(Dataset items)
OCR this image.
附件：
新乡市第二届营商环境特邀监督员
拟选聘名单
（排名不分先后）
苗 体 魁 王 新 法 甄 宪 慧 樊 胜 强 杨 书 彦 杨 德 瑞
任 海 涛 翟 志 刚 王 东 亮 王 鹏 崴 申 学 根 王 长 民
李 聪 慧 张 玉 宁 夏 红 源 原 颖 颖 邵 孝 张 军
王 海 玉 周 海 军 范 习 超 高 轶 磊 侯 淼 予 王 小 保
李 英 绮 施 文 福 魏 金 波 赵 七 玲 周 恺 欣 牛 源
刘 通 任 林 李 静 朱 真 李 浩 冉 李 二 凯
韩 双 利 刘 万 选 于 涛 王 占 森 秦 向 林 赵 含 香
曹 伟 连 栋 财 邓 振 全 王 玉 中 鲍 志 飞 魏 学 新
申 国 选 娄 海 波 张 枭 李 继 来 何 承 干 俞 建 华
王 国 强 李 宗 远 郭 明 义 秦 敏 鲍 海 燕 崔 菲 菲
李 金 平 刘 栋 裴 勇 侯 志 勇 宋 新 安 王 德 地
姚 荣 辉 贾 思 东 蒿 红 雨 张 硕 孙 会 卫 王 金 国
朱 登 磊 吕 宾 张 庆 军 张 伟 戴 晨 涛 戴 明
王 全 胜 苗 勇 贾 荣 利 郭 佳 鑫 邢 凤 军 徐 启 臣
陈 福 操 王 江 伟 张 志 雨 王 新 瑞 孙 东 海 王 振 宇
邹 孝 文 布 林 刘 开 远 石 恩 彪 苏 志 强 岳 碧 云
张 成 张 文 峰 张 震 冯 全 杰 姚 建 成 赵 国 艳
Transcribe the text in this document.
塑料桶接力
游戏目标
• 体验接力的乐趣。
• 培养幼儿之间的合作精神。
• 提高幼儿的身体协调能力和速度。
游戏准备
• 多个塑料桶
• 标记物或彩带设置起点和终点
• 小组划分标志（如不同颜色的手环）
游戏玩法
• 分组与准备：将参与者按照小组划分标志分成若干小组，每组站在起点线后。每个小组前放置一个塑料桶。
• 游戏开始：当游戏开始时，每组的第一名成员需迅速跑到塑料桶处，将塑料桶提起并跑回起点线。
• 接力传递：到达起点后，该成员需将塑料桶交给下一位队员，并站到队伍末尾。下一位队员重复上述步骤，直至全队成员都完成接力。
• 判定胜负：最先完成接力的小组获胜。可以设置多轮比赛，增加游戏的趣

● WORK INSTRUCTIONS: How many lines in the data contain the string "this"? Respond with the number only.

● SOLUTION BELOW: 2